** Start of Document passage **
Author(s): J. P. Witman

Copyright year: 2008

Initiatives are activities that require group effort to accomplish tasks.

They are often synergistic, where the performance of the group exceeds what any single group member could accomplish alone.

Initiatives can serve the dual purpose of providing engaging, enjoyable experiences while promoting both individual and collective growth and development.

Participants can experience recreation while reflecting on their competence as a group (and as a group member) and developing strategies for enhanced effectiveness.

Initiatives that are well matched to skills and needs of particular groups can promote enhanced communication, cooperation, and collaboration.

Nelson (1999) identified the following ways in which an individual can take greater initiative in his or her job.

Each is relevant to the presentation, implementation and evaluation of initiatives:

  • Thinking outside the box. This relates to the novelty of many initiatives. Groups are involved in tasks that they have no experience to rely on and are asked to consider new approaches, to brainstorm, and to champion new ideas.
** End of Document passage **
** Start of Recorded information **
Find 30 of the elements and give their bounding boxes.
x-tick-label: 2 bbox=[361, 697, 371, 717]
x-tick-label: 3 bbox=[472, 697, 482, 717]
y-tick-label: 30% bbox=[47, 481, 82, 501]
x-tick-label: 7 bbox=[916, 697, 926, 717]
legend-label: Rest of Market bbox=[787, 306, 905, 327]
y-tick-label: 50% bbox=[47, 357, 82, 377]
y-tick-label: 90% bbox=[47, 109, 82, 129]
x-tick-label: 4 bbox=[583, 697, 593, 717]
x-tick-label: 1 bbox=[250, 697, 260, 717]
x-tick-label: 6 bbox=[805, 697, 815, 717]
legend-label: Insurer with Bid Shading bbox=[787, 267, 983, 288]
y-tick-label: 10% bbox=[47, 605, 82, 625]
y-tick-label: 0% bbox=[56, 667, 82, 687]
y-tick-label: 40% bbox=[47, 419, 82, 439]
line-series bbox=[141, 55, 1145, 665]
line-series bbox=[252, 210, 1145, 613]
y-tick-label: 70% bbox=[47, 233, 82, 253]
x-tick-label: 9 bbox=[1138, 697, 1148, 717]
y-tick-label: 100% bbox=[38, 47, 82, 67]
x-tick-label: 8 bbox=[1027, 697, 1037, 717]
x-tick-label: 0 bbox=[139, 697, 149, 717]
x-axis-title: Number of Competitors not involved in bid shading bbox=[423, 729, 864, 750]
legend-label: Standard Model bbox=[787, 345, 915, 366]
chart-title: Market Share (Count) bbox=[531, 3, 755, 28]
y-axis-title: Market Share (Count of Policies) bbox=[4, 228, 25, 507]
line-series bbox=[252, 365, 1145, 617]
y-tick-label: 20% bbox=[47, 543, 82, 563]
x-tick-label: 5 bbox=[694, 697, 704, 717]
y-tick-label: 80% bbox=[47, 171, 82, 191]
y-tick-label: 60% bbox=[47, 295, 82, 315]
** End of Recorded information **
** Start of Recorded information **
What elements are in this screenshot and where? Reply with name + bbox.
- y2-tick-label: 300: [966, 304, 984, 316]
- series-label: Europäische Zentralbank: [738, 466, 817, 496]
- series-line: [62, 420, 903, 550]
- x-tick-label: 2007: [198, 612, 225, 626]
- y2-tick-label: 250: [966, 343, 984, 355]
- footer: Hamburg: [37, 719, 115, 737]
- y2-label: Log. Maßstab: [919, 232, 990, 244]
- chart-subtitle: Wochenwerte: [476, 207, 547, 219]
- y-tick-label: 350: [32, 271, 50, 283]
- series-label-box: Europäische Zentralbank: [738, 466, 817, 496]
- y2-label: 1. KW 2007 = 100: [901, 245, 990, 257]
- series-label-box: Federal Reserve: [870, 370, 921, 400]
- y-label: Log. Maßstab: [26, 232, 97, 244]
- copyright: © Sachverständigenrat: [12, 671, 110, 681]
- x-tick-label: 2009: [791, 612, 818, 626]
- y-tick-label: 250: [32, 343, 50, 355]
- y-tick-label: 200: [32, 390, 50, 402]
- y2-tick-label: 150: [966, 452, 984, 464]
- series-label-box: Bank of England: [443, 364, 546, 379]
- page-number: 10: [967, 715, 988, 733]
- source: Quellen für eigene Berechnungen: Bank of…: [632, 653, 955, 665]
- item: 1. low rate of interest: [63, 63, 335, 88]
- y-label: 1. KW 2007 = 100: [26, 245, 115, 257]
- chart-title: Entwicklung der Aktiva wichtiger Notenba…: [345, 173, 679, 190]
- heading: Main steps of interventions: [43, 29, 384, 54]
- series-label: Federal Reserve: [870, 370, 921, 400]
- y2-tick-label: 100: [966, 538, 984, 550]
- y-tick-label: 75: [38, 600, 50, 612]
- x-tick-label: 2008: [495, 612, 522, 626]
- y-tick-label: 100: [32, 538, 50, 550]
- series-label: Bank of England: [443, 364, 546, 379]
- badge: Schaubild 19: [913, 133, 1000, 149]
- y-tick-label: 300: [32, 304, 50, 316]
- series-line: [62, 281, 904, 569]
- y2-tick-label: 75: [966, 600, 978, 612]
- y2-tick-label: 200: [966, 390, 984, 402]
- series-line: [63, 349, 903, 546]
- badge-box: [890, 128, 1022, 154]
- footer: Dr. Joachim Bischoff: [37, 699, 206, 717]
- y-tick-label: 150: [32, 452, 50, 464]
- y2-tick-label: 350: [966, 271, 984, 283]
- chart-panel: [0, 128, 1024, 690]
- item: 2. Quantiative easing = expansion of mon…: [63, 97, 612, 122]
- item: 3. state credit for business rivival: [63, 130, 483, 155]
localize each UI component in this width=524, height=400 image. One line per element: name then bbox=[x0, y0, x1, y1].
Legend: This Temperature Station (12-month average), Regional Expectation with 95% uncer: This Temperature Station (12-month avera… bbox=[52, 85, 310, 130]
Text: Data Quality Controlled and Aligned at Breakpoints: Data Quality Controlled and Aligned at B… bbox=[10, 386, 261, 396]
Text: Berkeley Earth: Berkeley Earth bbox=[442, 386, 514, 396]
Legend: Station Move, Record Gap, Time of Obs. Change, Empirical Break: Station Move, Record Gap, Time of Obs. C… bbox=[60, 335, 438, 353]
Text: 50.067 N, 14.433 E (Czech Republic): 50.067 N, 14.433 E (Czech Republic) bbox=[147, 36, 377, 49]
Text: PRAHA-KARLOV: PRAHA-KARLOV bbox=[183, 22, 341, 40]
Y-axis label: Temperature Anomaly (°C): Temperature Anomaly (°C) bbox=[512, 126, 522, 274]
** End of Recorded information **
** Start of Recorded information **
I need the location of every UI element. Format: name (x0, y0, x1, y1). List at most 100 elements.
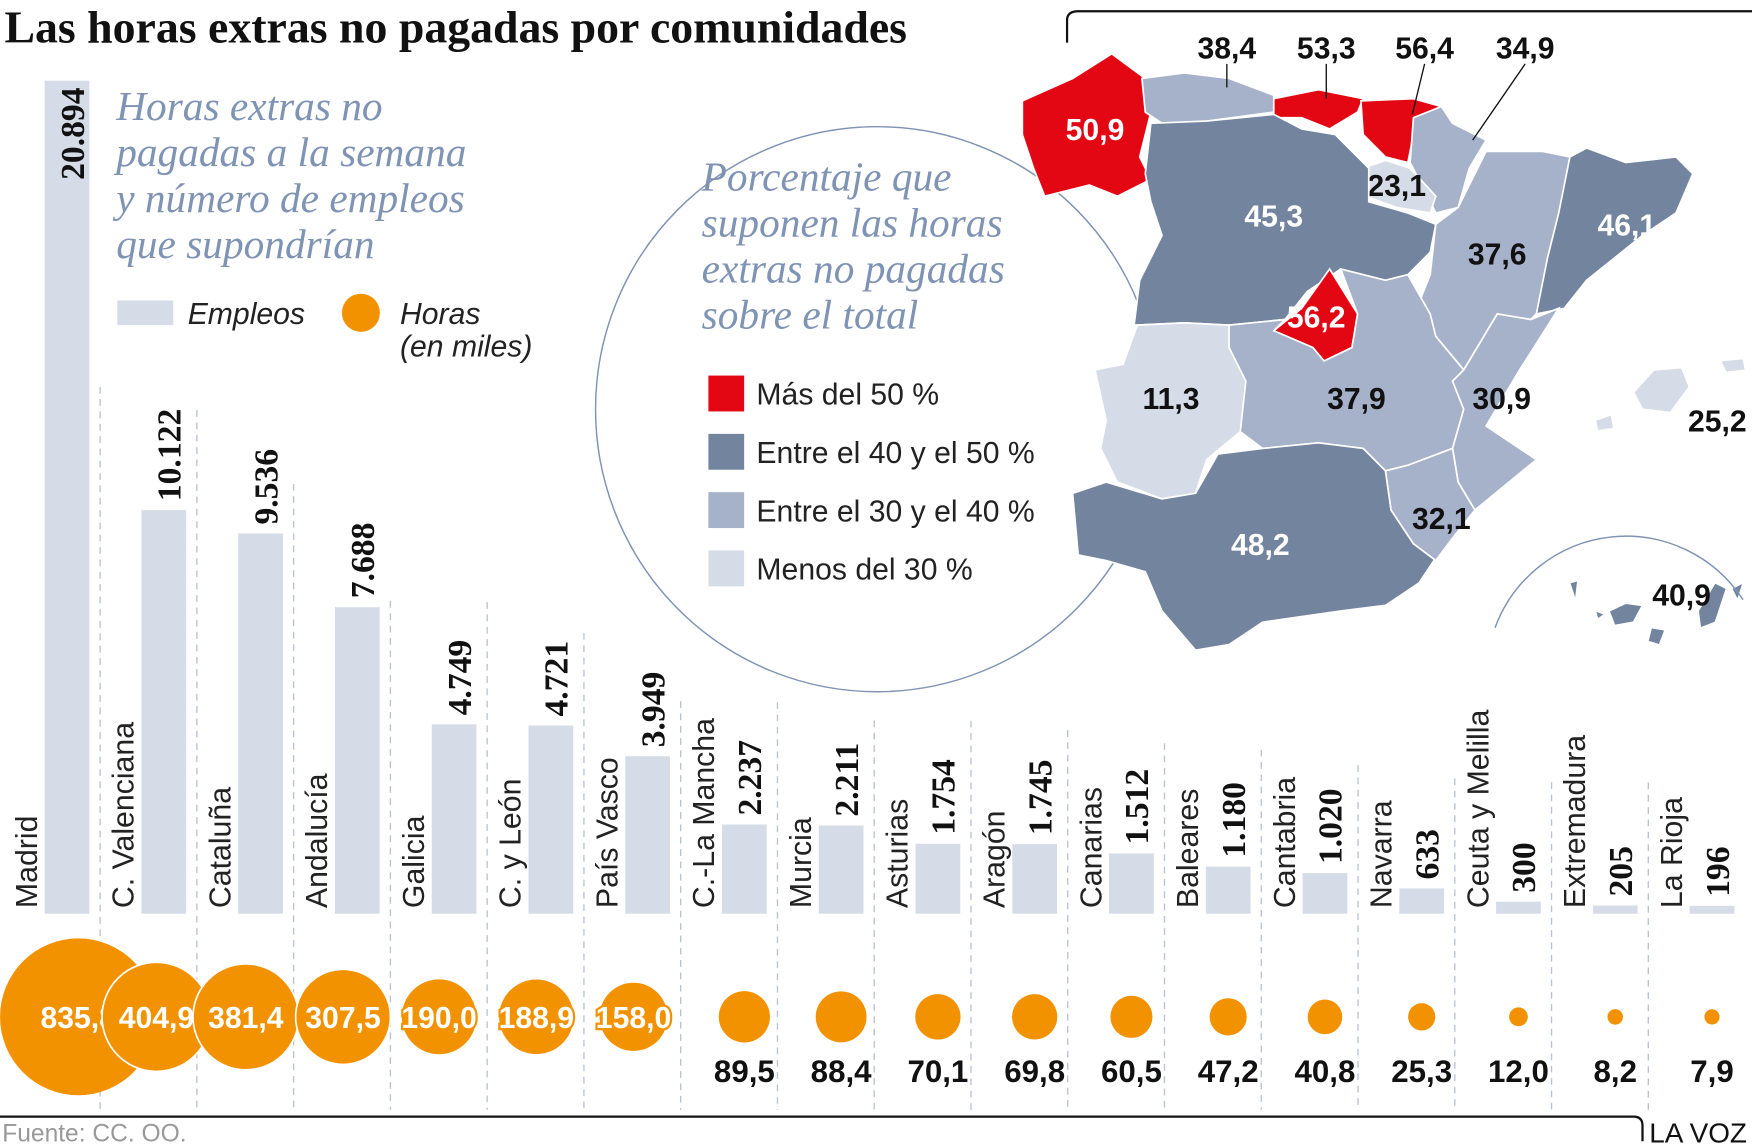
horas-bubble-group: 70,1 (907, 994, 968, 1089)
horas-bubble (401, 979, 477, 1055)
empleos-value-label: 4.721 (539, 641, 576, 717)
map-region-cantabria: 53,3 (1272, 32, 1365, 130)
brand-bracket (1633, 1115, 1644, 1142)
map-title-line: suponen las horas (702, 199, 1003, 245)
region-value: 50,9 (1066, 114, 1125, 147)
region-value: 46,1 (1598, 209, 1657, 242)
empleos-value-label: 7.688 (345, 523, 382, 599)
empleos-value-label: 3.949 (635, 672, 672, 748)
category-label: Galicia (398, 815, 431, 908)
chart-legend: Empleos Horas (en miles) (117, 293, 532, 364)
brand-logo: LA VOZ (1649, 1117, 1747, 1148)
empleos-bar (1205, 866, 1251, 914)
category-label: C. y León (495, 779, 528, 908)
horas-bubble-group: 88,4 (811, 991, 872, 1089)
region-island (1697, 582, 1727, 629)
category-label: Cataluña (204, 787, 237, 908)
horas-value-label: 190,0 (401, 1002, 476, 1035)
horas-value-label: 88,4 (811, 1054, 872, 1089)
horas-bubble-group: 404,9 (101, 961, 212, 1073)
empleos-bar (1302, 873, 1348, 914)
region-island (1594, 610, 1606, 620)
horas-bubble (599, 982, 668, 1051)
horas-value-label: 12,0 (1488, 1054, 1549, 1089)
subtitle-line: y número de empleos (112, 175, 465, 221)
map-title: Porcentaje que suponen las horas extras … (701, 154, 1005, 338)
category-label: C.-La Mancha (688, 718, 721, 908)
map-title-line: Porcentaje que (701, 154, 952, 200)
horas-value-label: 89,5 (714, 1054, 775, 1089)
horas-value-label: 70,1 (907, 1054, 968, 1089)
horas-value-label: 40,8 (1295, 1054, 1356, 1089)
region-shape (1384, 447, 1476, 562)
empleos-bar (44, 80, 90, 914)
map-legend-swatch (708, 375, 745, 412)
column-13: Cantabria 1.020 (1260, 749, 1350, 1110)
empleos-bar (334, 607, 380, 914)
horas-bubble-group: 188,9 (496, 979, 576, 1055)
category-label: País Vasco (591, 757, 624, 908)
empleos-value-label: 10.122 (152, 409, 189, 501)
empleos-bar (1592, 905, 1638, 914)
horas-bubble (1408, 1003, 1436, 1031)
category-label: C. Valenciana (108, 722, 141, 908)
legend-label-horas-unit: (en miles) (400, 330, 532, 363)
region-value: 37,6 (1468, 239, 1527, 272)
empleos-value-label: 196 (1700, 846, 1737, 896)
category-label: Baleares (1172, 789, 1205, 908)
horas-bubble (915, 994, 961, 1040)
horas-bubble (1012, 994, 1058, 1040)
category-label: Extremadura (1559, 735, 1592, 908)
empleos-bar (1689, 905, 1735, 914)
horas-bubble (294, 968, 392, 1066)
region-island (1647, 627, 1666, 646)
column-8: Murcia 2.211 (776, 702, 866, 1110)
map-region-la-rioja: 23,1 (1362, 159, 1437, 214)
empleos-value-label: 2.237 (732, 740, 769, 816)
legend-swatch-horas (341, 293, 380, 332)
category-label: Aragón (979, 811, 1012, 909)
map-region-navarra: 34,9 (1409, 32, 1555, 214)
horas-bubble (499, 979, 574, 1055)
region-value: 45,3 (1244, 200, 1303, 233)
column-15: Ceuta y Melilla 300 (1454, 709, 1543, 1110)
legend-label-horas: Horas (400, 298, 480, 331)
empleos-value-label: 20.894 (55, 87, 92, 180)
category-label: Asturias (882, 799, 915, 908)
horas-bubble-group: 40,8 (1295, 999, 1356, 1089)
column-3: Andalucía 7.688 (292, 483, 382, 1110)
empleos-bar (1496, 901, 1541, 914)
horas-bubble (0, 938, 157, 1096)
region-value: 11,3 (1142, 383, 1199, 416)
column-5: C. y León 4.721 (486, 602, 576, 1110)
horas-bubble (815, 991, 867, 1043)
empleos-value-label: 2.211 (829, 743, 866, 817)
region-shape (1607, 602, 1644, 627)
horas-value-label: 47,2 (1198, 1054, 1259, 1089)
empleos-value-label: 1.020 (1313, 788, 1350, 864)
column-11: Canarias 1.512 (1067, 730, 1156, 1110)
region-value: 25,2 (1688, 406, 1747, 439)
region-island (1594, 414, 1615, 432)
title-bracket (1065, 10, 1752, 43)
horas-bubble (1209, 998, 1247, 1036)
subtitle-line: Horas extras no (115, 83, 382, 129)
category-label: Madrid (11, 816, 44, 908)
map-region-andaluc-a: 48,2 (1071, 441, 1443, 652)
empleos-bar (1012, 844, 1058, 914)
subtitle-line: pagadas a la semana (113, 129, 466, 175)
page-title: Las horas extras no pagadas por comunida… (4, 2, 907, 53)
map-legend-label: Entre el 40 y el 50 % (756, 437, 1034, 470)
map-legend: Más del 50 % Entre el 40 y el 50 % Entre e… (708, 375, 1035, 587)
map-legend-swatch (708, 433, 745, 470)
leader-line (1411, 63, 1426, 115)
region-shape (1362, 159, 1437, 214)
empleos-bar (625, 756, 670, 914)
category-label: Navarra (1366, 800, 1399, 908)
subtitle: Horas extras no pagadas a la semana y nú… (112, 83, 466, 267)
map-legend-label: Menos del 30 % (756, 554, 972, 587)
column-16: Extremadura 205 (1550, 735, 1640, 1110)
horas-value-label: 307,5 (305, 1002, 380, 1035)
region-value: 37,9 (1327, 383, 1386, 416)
** End of Recorded information **
Task list:
1 - In the listing, swap "empleos-value-label" for "jobs-value-label" across the stretch from the line containing "horas-bubble-group: 70,1 (907, 994, 968, 1089)" through the line containing "brand-bracket (1633, 1115, 1644, 1142)". Give back only those lines, otherwise unchanged.
2 - Finish out the next part of the passage on group initiatives, picking up after its final sentence.
The passage on group initiatives and the listing have nothing to do with each other.

Answers to the problems:
1 -
horas-bubble-group: 70,1 (907, 994, 968, 1089)
horas-bubble (401, 979, 477, 1055)
jobs-value-label: 4.721 (539, 641, 576, 717)
map-region-cantabria: 53,3 (1272, 32, 1365, 130)
brand-bracket (1633, 1115, 1644, 1142)

2 -
  • Doing your homework. Preparation is the key to success with many initiatives. Groups learn to fully utilize the planning time they are given in the process of completing an initiative.
  • Taking action—capitalizing on opportunities. Group members are encouraged to take chances and to make decisions. They are also asked to take responsibility for their actions.
  • Making improvements. With many initiatives there are multiple trials with the opportunity for group members to suggest alternatives and refinements toward enhanced performance.
  • Persevering. Sticking with the ideas and actions you believe in is a part of the process of many initiatives, as is the collective will of a group to keep trying when success is not easily or quickly obtained.

Initiatives are useful for helping groups get to know one another and have fun together.

They can be presented and sequenced to work on goals related to team-building, education, and/or treatment.

Skills and attitudes developed through initiatives can potentially transfer to all areas of participants' lives.

This book presents a frame of reference for and the content and process of utilizing initiatives.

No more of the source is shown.